START RECORDS TO PROCESS

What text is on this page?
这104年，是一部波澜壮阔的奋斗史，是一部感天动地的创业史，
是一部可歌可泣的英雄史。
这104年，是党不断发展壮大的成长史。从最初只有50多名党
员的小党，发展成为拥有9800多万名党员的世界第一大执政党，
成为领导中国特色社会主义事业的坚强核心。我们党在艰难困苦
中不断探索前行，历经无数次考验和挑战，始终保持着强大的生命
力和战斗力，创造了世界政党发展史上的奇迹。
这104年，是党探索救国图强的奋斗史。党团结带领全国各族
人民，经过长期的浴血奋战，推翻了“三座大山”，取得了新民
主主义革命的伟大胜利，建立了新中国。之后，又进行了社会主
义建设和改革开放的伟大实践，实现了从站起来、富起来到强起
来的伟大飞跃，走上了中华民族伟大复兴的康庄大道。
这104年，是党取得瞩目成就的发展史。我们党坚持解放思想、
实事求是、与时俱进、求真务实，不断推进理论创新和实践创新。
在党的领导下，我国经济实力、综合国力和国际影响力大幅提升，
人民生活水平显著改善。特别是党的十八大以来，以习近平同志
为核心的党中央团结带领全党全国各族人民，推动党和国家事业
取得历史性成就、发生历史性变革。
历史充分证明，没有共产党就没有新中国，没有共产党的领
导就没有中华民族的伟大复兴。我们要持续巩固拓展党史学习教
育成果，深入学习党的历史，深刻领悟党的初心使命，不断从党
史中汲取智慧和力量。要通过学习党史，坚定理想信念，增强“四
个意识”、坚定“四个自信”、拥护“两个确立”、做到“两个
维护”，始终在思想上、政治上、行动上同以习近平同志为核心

END RECORDS TO PROCESS

GIVEN PROBLEM ▸
Copy out the data shown above without altering anything.

RESULT OF THE TASK ▸
What text is on this page?
这104年，是一部波澜壮阔的奋斗史，是一部感天动地的创业史，
是一部可歌可泣的英雄史。
这104年，是党不断发展壮大的成长史。从最初只有50多名党
员的小党，发展成为拥有9800多万名党员的世界第一大执政党，
成为领导中国特色社会主义事业的坚强核心。我们党在艰难困苦
中不断探索前行，历经无数次考验和挑战，始终保持着强大的生命
力和战斗力，创造了世界政党发展史上的奇迹。
这104年，是党探索救国图强的奋斗史。党团结带领全国各族
人民，经过长期的浴血奋战，推翻了“三座大山”，取得了新民
主主义革命的伟大胜利，建立了新中国。之后，又进行了社会主
义建设和改革开放的伟大实践，实现了从站起来、富起来到强起
来的伟大飞跃，走上了中华民族伟大复兴的康庄大道。
这104年，是党取得瞩目成就的发展史。我们党坚持解放思想、
实事求是、与时俱进、求真务实，不断推进理论创新和实践创新。
在党的领导下，我国经济实力、综合国力和国际影响力大幅提升，
人民生活水平显著改善。特别是党的十八大以来，以习近平同志
为核心的党中央团结带领全党全国各族人民，推动党和国家事业
取得历史性成就、发生历史性变革。
历史充分证明，没有共产党就没有新中国，没有共产党的领
导就没有中华民族的伟大复兴。我们要持续巩固拓展党史学习教
育成果，深入学习党的历史，深刻领悟党的初心使命，不断从党
史中汲取智慧和力量。要通过学习党史，坚定理想信念，增强“四
个意识”、坚定“四个自信”、拥护“两个确立”、做到“两个
维护”，始终在思想上、政治上、行动上同以习近平同志为核心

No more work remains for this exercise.